Extracted text:
Start of Block

The author's analysis unveils inadequacies in the speech- act and
Gricean conceptual repertoires. Sometimes these inadequacies lead to
lack of explanation of the properties of evidentials, sometimes to
wrong predictions about these properties. In contrast, the analysis
quite plainly demonstrates the power and elegance of the conceptual
tools of relevance theory. The notions of explicature, conceptual
vs. procedural meaning, and descriptive vs. interpretative use of
utterances, uniquely present in the relevance framework, serve to
develop satisfactory answers to the questions the author had asked.
Infantidou concludes that evidential and hearsay adverbials are
truth-conditional and contribute to the explicit aspect of
communication. Parenthetical expressions, on the other hand, do not
contribute to the truth conditions of the utterance but are again part
of explicit communication. Finally, particles are truth-conditional
and contribute to the explicit aspect of communication (just like
hearsay and evidential adverbials). For all expressions, pragmatic
inference plays a major role in their interpretation (e.g., the
strength of an assertion with the parenthetical "I think" depends on
who the speaker is.)
The monograph, an outgrowth of the author's dissertation work, is
directed to a professional audience and would be of special interest
to those working on evidentiality and the semantics-pragmatics
interface. It reviews exhaustively the relevant theoretical issues and
meticulously assesses the linguistic materials. Overall, evidentiality
researchers may have to make a larger stretch than semanticists and
pragmatists in reading the book.

End of Block

Records from a dataset
Start of Block

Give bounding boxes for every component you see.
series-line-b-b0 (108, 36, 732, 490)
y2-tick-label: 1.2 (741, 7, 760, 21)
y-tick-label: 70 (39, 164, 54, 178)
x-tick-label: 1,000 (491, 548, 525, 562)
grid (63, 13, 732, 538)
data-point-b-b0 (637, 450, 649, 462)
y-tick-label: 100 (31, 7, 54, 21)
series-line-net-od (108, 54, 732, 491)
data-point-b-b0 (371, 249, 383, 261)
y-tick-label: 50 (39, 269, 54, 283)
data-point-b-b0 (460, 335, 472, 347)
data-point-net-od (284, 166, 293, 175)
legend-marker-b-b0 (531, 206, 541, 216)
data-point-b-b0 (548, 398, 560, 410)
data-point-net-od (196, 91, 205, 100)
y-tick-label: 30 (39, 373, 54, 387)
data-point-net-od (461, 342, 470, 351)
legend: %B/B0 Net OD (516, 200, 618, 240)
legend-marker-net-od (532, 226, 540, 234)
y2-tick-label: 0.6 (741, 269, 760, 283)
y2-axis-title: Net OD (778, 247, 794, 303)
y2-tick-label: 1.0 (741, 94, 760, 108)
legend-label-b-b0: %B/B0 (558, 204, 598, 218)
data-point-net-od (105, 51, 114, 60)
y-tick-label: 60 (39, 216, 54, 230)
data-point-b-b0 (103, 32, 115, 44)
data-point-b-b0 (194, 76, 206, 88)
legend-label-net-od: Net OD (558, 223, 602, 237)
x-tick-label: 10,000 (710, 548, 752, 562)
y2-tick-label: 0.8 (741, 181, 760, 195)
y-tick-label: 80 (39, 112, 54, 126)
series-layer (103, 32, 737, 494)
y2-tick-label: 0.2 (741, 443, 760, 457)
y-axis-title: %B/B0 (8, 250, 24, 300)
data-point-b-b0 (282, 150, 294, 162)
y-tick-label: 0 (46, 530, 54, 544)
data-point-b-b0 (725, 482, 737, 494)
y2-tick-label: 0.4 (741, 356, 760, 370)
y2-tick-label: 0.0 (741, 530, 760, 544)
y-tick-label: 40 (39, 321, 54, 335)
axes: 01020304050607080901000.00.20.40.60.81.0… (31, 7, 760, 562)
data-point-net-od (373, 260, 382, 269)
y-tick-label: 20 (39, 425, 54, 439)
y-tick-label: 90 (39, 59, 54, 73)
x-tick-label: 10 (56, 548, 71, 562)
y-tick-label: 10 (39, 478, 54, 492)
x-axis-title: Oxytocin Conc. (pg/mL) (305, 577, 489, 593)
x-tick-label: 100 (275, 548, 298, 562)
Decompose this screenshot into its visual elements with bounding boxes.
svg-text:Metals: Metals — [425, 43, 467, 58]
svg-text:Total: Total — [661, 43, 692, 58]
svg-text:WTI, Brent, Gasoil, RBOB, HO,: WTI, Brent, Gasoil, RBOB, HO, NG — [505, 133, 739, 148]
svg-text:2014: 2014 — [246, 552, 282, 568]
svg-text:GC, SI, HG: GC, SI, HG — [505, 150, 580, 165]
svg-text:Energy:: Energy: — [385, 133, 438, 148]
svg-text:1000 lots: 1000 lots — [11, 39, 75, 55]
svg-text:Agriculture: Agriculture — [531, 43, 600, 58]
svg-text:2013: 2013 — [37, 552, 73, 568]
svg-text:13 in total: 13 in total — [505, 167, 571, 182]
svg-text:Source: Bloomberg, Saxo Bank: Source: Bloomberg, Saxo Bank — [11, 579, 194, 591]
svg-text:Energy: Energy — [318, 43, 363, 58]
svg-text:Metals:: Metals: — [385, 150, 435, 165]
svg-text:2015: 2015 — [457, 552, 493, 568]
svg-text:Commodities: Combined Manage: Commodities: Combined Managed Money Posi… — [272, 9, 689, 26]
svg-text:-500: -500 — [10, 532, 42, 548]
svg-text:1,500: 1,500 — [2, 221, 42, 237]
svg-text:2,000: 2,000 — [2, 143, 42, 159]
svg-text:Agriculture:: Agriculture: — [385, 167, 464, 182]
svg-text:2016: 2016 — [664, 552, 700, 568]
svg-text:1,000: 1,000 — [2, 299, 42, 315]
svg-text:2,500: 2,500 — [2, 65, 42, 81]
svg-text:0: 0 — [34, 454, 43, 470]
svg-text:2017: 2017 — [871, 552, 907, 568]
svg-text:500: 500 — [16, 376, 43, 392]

End of Block

Set of tasks:
1. Answer these questions from the book review, marking each answer with its letter.
(a) Which three notions does the book review name as uniquely present in the relevance framework?
(b) According to the conclusions reported, do parenthetical expressions contribute to the truth conditions of the utterance?
(c) What work did the monograph grow out of?
2. Please transcribe the part of the book review starting with "The author's analysis" and going on through "author had asked.".

Solutions to the tasks:
1.
(a) Explicature, conceptual vs. procedural meaning, and descriptive vs. interpretative use of utterances.
(b) No. They do not contribute to the truth conditions of the utterance, but they are part of explicit communication.
(c) The author's dissertation work.

2.
The author's analysis unveils inadequacies in the speech- act and
Gricean conceptual repertoires. Sometimes these inadequacies lead to
lack of explanation of the properties of evidentials, sometimes to
wrong predictions about these properties. In contrast, the analysis
quite plainly demonstrates the power and elegance of the conceptual
tools of relevance theory. The notions of explicature, conceptual
vs. procedural meaning, and descriptive vs. interpretative use of
utterances, uniquely present in the relevance framework, serve to
develop satisfactory answers to the questions the author had asked.